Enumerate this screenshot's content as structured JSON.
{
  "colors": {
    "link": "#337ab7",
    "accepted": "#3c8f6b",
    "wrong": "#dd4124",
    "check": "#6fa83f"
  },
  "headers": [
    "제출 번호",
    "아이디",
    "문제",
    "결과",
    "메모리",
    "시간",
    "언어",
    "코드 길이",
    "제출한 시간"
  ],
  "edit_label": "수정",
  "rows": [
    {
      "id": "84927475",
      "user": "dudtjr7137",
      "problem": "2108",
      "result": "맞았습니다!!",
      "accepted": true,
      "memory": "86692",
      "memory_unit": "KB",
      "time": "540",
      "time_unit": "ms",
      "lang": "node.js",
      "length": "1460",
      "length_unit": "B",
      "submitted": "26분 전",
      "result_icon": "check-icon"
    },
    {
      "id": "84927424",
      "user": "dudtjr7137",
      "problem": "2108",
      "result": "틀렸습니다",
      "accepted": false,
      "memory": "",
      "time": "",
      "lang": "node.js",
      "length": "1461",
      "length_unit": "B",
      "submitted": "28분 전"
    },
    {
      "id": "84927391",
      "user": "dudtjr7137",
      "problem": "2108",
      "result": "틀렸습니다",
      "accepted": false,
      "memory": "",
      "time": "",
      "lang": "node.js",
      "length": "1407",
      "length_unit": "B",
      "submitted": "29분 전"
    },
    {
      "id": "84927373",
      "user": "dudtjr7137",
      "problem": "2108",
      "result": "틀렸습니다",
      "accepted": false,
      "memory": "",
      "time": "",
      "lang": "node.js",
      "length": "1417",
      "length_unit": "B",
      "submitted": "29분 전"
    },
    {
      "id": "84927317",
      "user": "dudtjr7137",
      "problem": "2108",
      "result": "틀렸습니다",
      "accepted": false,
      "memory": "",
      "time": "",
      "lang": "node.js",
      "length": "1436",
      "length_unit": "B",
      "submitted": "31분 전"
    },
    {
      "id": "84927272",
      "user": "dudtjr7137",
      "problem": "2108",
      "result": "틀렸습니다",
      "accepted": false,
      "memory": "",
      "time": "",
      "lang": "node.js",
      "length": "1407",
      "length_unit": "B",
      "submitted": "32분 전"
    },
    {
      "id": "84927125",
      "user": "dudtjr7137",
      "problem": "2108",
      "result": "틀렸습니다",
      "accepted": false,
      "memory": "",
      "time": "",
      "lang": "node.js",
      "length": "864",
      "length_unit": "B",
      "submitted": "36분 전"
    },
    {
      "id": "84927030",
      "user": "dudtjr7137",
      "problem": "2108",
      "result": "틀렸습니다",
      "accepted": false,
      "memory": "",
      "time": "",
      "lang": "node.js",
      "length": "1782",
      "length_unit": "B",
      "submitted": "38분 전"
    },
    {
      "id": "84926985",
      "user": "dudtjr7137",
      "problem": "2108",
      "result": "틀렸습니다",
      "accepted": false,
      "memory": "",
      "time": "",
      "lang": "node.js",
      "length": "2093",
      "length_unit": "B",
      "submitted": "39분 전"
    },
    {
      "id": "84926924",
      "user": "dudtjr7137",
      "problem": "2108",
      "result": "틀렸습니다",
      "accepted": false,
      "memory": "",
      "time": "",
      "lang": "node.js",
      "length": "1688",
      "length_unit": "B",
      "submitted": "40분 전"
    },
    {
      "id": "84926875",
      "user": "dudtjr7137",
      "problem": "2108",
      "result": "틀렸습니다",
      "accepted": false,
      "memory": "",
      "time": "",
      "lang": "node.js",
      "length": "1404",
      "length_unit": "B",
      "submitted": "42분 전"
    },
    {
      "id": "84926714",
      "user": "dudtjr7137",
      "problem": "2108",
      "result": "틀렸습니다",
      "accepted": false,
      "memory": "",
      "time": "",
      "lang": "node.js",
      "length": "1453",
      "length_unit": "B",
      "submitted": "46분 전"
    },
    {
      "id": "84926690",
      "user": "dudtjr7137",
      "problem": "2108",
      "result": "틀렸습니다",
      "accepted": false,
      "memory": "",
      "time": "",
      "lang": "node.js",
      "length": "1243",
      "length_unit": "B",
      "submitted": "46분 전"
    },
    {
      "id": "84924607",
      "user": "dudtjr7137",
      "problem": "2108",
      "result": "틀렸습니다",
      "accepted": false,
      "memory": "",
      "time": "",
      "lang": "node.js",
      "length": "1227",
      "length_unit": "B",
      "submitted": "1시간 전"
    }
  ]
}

*Directive*. Each entry above is to be set down again in exactly the same words.

*Answer to the exercise*.
Enumerate this screenshot's content as structured JSON.
{
  "colors": {
    "link": "#337ab7",
    "accepted": "#3c8f6b",
    "wrong": "#dd4124",
    "check": "#6fa83f"
  },
  "headers": [
    "제출 번호",
    "아이디",
    "문제",
    "결과",
    "메모리",
    "시간",
    "언어",
    "코드 길이",
    "제출한 시간"
  ],
  "edit_label": "수정",
  "rows": [
    {
      "id": "84927475",
      "user": "dudtjr7137",
      "problem": "2108",
      "result": "맞았습니다!!",
      "accepted": true,
      "memory": "86692",
      "memory_unit": "KB",
      "time": "540",
      "time_unit": "ms",
      "lang": "node.js",
      "length": "1460",
      "length_unit": "B",
      "submitted": "26분 전",
      "result_icon": "check-icon"
    },
    {
      "id": "84927424",
      "user": "dudtjr7137",
      "problem": "2108",
      "result": "틀렸습니다",
      "accepted": false,
      "memory": "",
      "time": "",
      "lang": "node.js",
      "length": "1461",
      "length_unit": "B",
      "submitted": "28분 전"
    },
    {
      "id": "84927391",
      "user": "dudtjr7137",
      "problem": "2108",
      "result": "틀렸습니다",
      "accepted": false,
      "memory": "",
      "time": "",
      "lang": "node.js",
      "length": "1407",
      "length_unit": "B",
      "submitted": "29분 전"
    },
    {
      "id": "84927373",
      "user": "dudtjr7137",
      "problem": "2108",
      "result": "틀렸습니다",
      "accepted": false,
      "memory": "",
      "time": "",
      "lang": "node.js",
      "length": "1417",
      "length_unit": "B",
      "submitted": "29분 전"
    },
    {
      "id": "84927317",
      "user": "dudtjr7137",
      "problem": "2108",
      "result": "틀렸습니다",
      "accepted": false,
      "memory": "",
      "time": "",
      "lang": "node.js",
      "length": "1436",
      "length_unit": "B",
      "submitted": "31분 전"
    },
    {
      "id": "84927272",
      "user": "dudtjr7137",
      "problem": "2108",
      "result": "틀렸습니다",
      "accepted": false,
      "memory": "",
      "time": "",
      "lang": "node.js",
      "length": "1407",
      "length_unit": "B",
      "submitted": "32분 전"
    },
    {
      "id": "84927125",
      "user": "dudtjr7137",
      "problem": "2108",
      "result": "틀렸습니다",
      "accepted": false,
      "memory": "",
      "time": "",
      "lang": "node.js",
      "length": "864",
      "length_unit": "B",
      "submitted": "36분 전"
    },
    {
      "id": "84927030",
      "user": "dudtjr7137",
      "problem": "2108",
      "result": "틀렸습니다",
      "accepted": false,
      "memory": "",
      "time": "",
      "lang": "node.js",
      "length": "1782",
      "length_unit": "B",
      "submitted": "38분 전"
    },
    {
      "id": "84926985",
      "user": "dudtjr7137",
      "problem": "2108",
      "result": "틀렸습니다",
      "accepted": false,
      "memory": "",
      "time": "",
      "lang": "node.js",
      "length": "2093",
      "length_unit": "B",
      "submitted": "39분 전"
    },
    {
      "id": "84926924",
      "user": "dudtjr7137",
      "problem": "2108",
      "result": "틀렸습니다",
      "accepted": false,
      "memory": "",
      "time": "",
      "lang": "node.js",
      "length": "1688",
      "length_unit": "B",
      "submitted": "40분 전"
    },
    {
      "id": "84926875",
      "user": "dudtjr7137",
      "problem": "2108",
      "result": "틀렸습니다",
      "accepted": false,
      "memory": "",
      "time": "",
      "lang": "node.js",
      "length": "1404",
      "length_unit": "B",
      "submitted": "42분 전"
    },
    {
      "id": "84926714",
      "user": "dudtjr7137",
      "problem": "2108",
      "result": "틀렸습니다",
      "accepted": false,
      "memory": "",
      "time": "",
      "lang": "node.js",
      "length": "1453",
      "length_unit": "B",
      "submitted": "46분 전"
    },
    {
      "id": "84926690",
      "user": "dudtjr7137",
      "problem": "2108",
      "result": "틀렸습니다",
      "accepted": false,
      "memory": "",
      "time": "",
      "lang": "node.js",
      "length": "1243",
      "length_unit": "B",
      "submitted": "46분 전"
    },
    {
      "id": "84924607",
      "user": "dudtjr7137",
      "problem": "2108",
      "result": "틀렸습니다",
      "accepted": false,
      "memory": "",
      "time": "",
      "lang": "node.js",
      "length": "1227",
      "length_unit": "B",
      "submitted": "1시간 전"
    }
  ]
}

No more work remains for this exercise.